Aim =
Every line of the material below should be repeated exactly.

====

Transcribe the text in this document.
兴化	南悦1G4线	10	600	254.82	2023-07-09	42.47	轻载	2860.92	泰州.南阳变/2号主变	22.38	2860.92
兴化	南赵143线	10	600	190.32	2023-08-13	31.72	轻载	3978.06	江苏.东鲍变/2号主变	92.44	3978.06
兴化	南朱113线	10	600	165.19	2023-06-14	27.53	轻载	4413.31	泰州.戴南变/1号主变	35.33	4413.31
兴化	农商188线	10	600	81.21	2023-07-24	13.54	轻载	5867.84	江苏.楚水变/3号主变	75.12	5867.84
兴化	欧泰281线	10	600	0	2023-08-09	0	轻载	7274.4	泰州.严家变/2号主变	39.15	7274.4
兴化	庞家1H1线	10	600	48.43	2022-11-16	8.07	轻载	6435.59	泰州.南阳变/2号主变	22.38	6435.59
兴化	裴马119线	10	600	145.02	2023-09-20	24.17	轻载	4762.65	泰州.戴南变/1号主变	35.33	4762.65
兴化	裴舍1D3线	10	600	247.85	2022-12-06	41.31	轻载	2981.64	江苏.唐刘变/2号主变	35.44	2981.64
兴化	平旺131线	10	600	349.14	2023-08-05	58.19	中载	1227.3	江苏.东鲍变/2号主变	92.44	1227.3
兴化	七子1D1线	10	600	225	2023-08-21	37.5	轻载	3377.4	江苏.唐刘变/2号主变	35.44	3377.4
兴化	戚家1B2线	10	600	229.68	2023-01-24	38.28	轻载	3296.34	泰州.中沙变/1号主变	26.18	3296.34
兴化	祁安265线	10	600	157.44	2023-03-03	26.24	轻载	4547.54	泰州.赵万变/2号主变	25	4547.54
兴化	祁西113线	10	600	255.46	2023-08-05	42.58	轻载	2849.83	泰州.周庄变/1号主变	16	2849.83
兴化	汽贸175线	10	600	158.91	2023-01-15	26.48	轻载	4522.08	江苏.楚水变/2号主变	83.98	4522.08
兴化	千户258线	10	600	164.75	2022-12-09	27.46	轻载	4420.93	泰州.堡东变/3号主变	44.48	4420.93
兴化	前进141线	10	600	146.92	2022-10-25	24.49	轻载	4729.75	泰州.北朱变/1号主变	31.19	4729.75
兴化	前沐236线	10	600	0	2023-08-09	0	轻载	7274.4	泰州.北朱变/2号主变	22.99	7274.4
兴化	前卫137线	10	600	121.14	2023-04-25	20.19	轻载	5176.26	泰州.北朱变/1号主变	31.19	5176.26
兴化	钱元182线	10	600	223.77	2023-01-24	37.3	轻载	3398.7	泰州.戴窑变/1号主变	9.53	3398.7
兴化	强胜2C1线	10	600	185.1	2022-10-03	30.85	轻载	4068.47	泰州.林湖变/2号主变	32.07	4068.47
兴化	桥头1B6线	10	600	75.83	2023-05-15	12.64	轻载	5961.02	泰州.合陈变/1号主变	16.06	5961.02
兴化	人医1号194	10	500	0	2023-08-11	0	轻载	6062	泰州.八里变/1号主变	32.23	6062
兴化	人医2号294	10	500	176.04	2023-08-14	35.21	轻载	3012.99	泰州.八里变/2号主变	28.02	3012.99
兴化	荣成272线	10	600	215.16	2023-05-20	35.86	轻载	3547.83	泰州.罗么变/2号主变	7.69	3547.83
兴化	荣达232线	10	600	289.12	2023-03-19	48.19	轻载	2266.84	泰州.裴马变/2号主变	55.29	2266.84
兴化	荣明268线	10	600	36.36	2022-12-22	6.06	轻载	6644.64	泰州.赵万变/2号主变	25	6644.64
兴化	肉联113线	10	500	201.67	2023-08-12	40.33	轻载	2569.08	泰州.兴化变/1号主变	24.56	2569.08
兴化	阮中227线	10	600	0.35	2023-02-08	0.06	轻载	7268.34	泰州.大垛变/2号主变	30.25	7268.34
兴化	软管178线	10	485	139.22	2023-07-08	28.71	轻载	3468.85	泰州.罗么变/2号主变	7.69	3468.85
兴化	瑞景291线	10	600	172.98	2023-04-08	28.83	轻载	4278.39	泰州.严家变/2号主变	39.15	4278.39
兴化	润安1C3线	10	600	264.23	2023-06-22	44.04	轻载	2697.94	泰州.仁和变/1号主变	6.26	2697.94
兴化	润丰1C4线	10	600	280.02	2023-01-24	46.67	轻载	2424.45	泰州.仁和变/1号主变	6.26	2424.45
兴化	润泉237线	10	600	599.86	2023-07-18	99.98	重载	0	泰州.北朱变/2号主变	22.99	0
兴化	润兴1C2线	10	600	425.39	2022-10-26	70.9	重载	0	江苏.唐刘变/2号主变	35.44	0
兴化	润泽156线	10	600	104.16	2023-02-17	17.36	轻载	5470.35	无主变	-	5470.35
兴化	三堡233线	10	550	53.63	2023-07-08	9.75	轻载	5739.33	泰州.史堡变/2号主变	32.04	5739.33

====

Result for this task =
Transcribe the text in this document.
兴化	南悦1G4线	10	600	254.82	2023-07-09	42.47	轻载	2860.92	泰州.南阳变/2号主变	22.38	2860.92
兴化	南赵143线	10	600	190.32	2023-08-13	31.72	轻载	3978.06	江苏.东鲍变/2号主变	92.44	3978.06
兴化	南朱113线	10	600	165.19	2023-06-14	27.53	轻载	4413.31	泰州.戴南变/1号主变	35.33	4413.31
兴化	农商188线	10	600	81.21	2023-07-24	13.54	轻载	5867.84	江苏.楚水变/3号主变	75.12	5867.84
兴化	欧泰281线	10	600	0	2023-08-09	0	轻载	7274.4	泰州.严家变/2号主变	39.15	7274.4
兴化	庞家1H1线	10	600	48.43	2022-11-16	8.07	轻载	6435.59	泰州.南阳变/2号主变	22.38	6435.59
兴化	裴马119线	10	600	145.02	2023-09-20	24.17	轻载	4762.65	泰州.戴南变/1号主变	35.33	4762.65
兴化	裴舍1D3线	10	600	247.85	2022-12-06	41.31	轻载	2981.64	江苏.唐刘变/2号主变	35.44	2981.64
兴化	平旺131线	10	600	349.14	2023-08-05	58.19	中载	1227.3	江苏.东鲍变/2号主变	92.44	1227.3
兴化	七子1D1线	10	600	225	2023-08-21	37.5	轻载	3377.4	江苏.唐刘变/2号主变	35.44	3377.4
兴化	戚家1B2线	10	600	229.68	2023-01-24	38.28	轻载	3296.34	泰州.中沙变/1号主变	26.18	3296.34
兴化	祁安265线	10	600	157.44	2023-03-03	26.24	轻载	4547.54	泰州.赵万变/2号主变	25	4547.54
兴化	祁西113线	10	600	255.46	2023-08-05	42.58	轻载	2849.83	泰州.周庄变/1号主变	16	2849.83
兴化	汽贸175线	10	600	158.91	2023-01-15	26.48	轻载	4522.08	江苏.楚水变/2号主变	83.98	4522.08
兴化	千户258线	10	600	164.75	2022-12-09	27.46	轻载	4420.93	泰州.堡东变/3号主变	44.48	4420.93
兴化	前进141线	10	600	146.92	2022-10-25	24.49	轻载	4729.75	泰州.北朱变/1号主变	31.19	4729.75
兴化	前沐236线	10	600	0	2023-08-09	0	轻载	7274.4	泰州.北朱变/2号主变	22.99	7274.4
兴化	前卫137线	10	600	121.14	2023-04-25	20.19	轻载	5176.26	泰州.北朱变/1号主变	31.19	5176.26
兴化	钱元182线	10	600	223.77	2023-01-24	37.3	轻载	3398.7	泰州.戴窑变/1号主变	9.53	3398.7
兴化	强胜2C1线	10	600	185.1	2022-10-03	30.85	轻载	4068.47	泰州.林湖变/2号主变	32.07	4068.47
兴化	桥头1B6线	10	600	75.83	2023-05-15	12.64	轻载	5961.02	泰州.合陈变/1号主变	16.06	5961.02
兴化	人医1号194	10	500	0	2023-08-11	0	轻载	6062	泰州.八里变/1号主变	32.23	6062
兴化	人医2号294	10	500	176.04	2023-08-14	35.21	轻载	3012.99	泰州.八里变/2号主变	28.02	3012.99
兴化	荣成272线	10	600	215.16	2023-05-20	35.86	轻载	3547.83	泰州.罗么变/2号主变	7.69	3547.83
兴化	荣达232线	10	600	289.12	2023-03-19	48.19	轻载	2266.84	泰州.裴马变/2号主变	55.29	2266.84
兴化	荣明268线	10	600	36.36	2022-12-22	6.06	轻载	6644.64	泰州.赵万变/2号主变	25	6644.64
兴化	肉联113线	10	500	201.67	2023-08-12	40.33	轻载	2569.08	泰州.兴化变/1号主变	24.56	2569.08
兴化	阮中227线	10	600	0.35	2023-02-08	0.06	轻载	7268.34	泰州.大垛变/2号主变	30.25	7268.34
兴化	软管178线	10	485	139.22	2023-07-08	28.71	轻载	3468.85	泰州.罗么变/2号主变	7.69	3468.85
兴化	瑞景291线	10	600	172.98	2023-04-08	28.83	轻载	4278.39	泰州.严家变/2号主变	39.15	4278.39
兴化	润安1C3线	10	600	264.23	2023-06-22	44.04	轻载	2697.94	泰州.仁和变/1号主变	6.26	2697.94
兴化	润丰1C4线	10	600	280.02	2023-01-24	46.67	轻载	2424.45	泰州.仁和变/1号主变	6.26	2424.45
兴化	润泉237线	10	600	599.86	2023-07-18	99.98	重载	0	泰州.北朱变/2号主变	22.99	0
兴化	润兴1C2线	10	600	425.39	2022-10-26	70.9	重载	0	江苏.唐刘变/2号主变	35.44	0
兴化	润泽156线	10	600	104.16	2023-02-17	17.36	轻载	5470.35	无主变	-	5470.35
兴化	三堡233线	10	550	53.63	2023-07-08	9.75	轻载	5739.33	泰州.史堡变/2号主变	32.04	5739.33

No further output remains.